Your goal → Find every line with the string "words" in it, count them, and reply with that count only.

(Extracted data entries)
- - -
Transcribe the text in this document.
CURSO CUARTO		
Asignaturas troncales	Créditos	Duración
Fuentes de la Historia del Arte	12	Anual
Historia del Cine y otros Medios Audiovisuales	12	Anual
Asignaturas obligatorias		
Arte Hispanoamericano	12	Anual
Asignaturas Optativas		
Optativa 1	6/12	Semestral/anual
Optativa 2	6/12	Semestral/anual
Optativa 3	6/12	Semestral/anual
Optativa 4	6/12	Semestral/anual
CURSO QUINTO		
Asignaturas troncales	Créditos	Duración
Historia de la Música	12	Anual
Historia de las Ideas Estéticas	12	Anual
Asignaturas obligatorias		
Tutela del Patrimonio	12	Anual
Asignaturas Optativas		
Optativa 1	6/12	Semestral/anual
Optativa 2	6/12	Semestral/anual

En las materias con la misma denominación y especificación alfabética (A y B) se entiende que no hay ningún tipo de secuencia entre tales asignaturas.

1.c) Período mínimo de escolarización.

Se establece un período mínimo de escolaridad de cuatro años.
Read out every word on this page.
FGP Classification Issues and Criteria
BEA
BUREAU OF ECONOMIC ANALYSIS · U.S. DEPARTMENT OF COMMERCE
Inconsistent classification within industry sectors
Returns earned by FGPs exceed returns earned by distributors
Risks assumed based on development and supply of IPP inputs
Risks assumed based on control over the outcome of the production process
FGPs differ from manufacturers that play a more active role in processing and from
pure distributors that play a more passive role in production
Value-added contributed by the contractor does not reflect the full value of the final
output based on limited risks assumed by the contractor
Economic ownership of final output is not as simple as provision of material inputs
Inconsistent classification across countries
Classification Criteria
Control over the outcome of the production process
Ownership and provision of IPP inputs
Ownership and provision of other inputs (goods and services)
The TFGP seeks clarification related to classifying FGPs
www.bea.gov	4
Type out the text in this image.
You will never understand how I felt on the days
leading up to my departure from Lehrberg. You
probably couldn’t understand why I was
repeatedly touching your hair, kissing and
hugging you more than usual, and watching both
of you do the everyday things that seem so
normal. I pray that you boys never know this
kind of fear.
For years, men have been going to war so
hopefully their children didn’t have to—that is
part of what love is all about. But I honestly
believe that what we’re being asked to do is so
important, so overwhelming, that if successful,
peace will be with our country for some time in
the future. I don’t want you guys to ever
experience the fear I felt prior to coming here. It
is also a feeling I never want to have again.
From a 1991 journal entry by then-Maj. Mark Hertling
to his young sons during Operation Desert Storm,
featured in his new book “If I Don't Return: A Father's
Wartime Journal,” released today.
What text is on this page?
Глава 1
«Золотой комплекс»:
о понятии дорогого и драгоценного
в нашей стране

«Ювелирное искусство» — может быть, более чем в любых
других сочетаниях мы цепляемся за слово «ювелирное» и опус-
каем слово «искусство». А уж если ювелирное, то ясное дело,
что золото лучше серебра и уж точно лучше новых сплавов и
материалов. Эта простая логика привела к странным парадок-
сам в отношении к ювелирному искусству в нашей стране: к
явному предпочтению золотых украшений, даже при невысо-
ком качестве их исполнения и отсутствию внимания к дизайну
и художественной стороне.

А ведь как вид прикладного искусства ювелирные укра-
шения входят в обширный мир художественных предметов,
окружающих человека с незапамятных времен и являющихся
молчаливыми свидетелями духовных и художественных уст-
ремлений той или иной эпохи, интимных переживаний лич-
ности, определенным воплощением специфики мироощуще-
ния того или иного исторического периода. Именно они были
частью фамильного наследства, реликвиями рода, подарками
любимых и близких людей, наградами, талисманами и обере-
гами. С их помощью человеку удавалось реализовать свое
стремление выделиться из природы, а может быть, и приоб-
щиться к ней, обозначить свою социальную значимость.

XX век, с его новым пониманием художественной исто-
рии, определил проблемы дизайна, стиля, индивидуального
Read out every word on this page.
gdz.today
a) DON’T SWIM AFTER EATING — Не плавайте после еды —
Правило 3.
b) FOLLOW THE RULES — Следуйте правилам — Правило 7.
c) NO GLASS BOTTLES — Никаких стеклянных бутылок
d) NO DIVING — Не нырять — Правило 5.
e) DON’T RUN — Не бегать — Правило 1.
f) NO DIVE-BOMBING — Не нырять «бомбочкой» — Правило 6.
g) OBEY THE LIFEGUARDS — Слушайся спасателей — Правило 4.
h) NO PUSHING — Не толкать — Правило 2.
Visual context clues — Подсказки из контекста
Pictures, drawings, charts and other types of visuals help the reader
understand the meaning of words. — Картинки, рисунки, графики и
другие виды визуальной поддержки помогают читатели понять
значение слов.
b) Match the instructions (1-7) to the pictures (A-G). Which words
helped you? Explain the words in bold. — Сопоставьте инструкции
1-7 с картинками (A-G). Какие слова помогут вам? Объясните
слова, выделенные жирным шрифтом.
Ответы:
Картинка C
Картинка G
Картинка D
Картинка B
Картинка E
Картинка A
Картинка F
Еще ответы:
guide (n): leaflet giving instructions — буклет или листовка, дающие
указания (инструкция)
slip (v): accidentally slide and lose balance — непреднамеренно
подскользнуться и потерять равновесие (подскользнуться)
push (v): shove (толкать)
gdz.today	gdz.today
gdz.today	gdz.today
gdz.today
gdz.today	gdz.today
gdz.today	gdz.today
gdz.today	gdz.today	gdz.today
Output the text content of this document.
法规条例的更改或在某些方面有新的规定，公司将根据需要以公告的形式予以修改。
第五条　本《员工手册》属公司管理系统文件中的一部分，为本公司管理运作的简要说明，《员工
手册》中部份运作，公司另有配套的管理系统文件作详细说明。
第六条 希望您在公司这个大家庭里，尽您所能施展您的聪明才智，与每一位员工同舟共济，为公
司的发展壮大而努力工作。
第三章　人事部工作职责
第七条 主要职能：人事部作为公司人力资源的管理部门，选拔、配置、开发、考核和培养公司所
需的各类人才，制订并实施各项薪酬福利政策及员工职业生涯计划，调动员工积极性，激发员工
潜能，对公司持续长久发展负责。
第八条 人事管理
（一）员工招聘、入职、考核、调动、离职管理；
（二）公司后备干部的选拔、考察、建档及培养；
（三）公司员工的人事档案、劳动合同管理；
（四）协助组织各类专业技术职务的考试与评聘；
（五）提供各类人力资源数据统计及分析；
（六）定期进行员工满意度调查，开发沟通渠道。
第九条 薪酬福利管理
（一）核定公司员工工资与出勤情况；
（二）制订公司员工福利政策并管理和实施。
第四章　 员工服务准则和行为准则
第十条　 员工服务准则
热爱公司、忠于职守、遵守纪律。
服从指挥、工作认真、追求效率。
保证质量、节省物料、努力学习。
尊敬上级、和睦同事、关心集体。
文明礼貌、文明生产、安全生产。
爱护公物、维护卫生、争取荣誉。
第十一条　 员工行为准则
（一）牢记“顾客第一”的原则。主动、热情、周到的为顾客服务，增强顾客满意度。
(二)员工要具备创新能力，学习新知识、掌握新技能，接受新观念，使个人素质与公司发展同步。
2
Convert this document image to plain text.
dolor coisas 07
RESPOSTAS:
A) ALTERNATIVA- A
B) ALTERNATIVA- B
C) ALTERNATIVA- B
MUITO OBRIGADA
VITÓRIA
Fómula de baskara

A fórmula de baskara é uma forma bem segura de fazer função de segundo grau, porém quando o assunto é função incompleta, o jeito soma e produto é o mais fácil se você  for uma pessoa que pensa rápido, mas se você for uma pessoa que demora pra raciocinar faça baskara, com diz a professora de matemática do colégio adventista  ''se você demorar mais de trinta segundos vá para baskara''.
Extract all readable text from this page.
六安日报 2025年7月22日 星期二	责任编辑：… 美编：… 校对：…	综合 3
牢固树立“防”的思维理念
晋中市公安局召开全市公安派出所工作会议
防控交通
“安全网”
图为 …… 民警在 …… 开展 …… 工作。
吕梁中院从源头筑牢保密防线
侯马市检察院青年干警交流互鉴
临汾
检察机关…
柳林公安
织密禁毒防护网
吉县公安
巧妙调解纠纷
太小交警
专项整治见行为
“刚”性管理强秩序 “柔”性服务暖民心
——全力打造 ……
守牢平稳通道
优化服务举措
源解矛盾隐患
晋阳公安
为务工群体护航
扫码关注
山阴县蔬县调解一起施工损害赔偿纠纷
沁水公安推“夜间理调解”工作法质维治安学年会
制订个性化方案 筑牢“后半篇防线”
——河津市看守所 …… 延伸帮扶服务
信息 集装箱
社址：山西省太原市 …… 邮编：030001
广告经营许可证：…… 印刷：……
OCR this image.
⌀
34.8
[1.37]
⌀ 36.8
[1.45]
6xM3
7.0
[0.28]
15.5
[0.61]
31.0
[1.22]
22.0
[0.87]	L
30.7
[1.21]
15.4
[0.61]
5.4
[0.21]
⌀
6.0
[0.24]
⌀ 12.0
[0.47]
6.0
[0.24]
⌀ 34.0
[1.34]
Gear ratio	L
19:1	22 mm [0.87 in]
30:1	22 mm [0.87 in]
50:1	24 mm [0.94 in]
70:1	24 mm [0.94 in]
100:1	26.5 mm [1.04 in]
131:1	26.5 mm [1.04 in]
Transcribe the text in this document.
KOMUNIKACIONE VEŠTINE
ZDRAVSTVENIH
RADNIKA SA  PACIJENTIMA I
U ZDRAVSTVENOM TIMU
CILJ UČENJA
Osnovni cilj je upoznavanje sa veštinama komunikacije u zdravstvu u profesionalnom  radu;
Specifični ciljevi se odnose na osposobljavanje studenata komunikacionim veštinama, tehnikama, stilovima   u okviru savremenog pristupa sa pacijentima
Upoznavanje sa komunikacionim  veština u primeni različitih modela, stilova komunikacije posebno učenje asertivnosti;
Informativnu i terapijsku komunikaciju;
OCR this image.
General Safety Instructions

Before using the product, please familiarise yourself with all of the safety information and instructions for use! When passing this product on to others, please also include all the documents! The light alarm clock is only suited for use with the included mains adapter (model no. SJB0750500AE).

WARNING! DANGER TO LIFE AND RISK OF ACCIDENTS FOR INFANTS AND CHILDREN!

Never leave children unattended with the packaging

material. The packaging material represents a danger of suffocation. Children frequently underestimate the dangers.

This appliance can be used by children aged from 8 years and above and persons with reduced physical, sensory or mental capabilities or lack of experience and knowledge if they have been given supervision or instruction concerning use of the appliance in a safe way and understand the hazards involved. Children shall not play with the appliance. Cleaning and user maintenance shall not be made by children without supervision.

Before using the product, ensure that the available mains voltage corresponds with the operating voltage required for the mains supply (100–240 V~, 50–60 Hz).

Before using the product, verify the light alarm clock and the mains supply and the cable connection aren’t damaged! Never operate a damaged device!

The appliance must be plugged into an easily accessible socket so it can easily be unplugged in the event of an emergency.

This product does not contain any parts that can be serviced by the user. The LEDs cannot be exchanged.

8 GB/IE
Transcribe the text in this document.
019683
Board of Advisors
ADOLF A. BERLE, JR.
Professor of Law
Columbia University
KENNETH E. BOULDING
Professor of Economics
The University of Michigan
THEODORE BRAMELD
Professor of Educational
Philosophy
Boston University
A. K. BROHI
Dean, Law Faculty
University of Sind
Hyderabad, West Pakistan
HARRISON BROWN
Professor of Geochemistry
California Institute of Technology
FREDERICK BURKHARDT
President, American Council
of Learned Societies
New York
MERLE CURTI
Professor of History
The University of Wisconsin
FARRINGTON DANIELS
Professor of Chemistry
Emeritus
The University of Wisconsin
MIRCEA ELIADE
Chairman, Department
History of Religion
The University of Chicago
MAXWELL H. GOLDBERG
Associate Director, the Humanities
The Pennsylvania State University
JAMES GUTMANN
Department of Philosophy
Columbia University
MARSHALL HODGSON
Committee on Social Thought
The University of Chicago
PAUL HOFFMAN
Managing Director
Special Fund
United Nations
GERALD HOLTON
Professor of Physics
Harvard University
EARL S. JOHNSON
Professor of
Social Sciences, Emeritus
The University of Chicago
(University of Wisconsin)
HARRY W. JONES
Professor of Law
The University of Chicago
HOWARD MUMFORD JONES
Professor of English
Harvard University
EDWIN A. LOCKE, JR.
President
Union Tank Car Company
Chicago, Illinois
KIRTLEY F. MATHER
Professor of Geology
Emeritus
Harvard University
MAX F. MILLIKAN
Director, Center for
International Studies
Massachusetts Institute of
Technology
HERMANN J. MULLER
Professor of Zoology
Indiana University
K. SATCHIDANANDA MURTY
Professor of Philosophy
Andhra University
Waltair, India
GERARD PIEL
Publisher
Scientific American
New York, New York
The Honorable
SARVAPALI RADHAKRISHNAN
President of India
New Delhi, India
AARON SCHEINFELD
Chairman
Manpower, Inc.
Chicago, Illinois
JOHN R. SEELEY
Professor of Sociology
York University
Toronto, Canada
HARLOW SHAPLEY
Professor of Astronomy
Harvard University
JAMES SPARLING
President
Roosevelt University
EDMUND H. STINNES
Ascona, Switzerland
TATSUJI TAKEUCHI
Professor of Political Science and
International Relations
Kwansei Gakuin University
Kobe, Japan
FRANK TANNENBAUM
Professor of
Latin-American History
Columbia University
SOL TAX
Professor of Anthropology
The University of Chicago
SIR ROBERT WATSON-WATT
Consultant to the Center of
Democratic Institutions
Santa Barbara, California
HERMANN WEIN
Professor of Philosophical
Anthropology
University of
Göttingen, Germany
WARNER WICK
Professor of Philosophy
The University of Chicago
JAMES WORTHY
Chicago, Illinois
- - -
The result → 3